Judge: Serena R. Murillo, Case: 22STCV13610, Date: 2023-04-20 Tentative Ruling
Case Number: 22STCV13610 Hearing Date: April 20, 2023 Dept: 29
TENTATIVE
Cross-Defendants Uber
Technologies, Inc., and Portier, LLC’ demurrer to the first amended
cross-complaint is SUSTAINED with 30 days leave to amend.
Legal Standard
A demurrer for sufficiency tests
whether the complaint states a cause of action. (Hahn v. Mirda (2007) 147 Cal.App.4th 740, 747.)
When considering demurrers, courts read the allegations liberally and in
context. (Taylor v. City of Los Angeles Dept. of Water and Power (2006) 144 Cal.App.4th 1216,
1228.) The court “treat[s] the demurrer as admitting all material facts
properly pleaded, but not contentions, deductions or conclusions of fact or law
….” (Berkley v. Dowds (2007) 152 Cal.App.4th 518, 525).) In a demurrer
proceeding, the defects must be apparent on the face of the pleading or via
proper judicial notice. (Donabedian v. Mercury Ins. Co. (2004) 116 Cal.App.4th 968, 994).)

- _TASK DESCRIPTION_: Continue the tentative ruling on the demurrer by Uber Technologies and Portier from where it stops.

- _SUPPLIED DATA_:
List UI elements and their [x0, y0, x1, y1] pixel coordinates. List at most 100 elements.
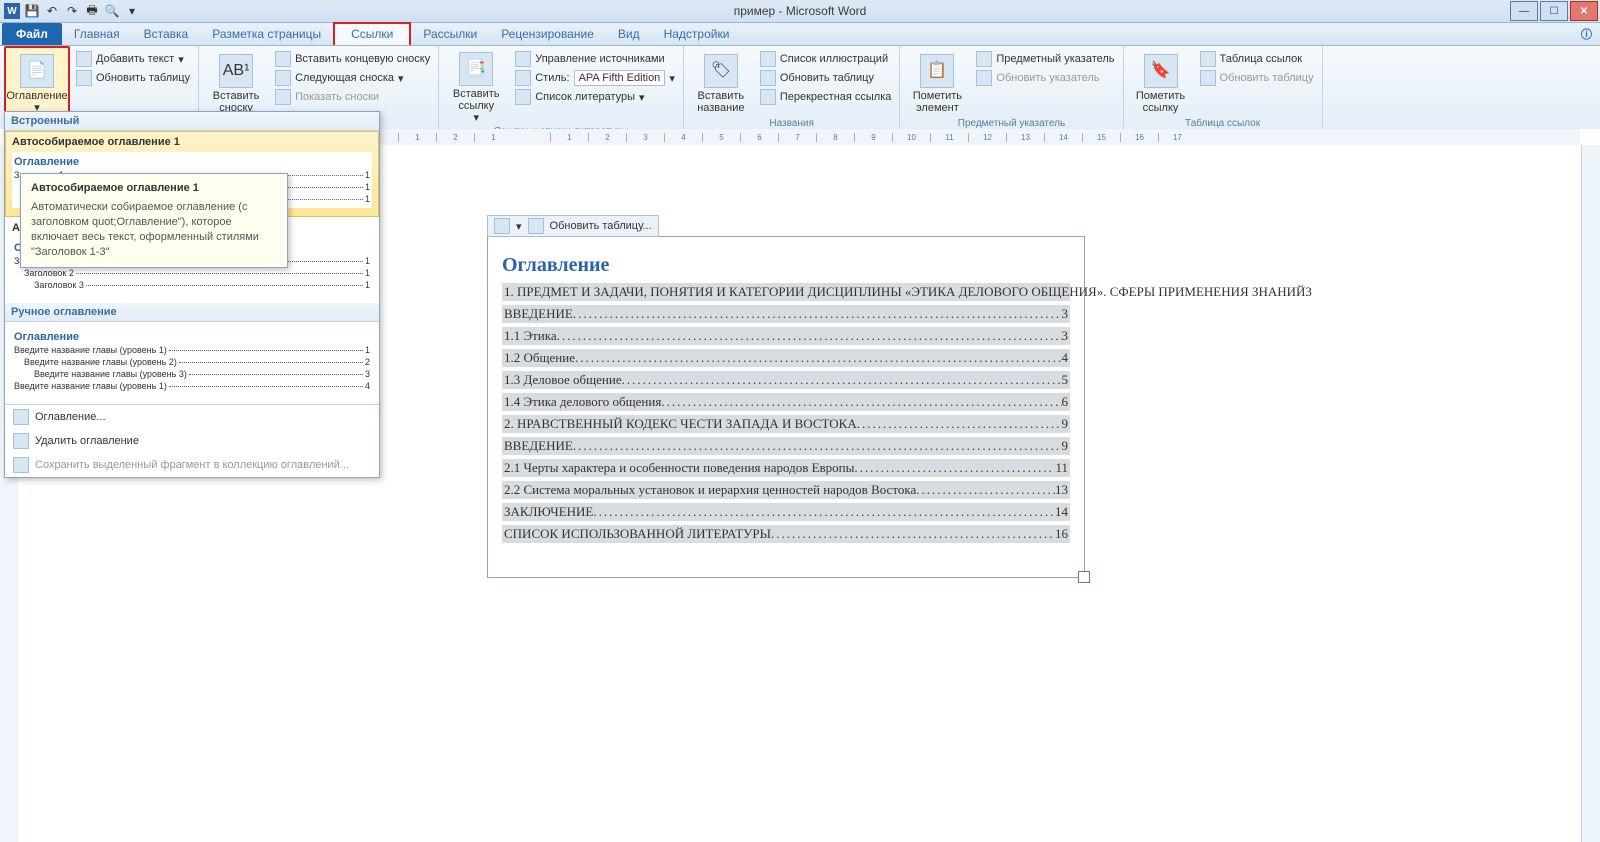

- _RESULT OF THIS TASK_:
A demurrer tests the pleadings alone and not the evidence or other extrinsic
matters; therefore, it lies only where the defects appear on the face of the
pleading or are judicially noticed. (Code Civ. Proc., §§ 430.30, 430.70.) The
only issue involved in a demurrer hearing is whether the complaint, as it
stands, unconnected with extraneous matters, states a cause of action. (Hahn,
supra, 147 Cal.App.4th at 747.)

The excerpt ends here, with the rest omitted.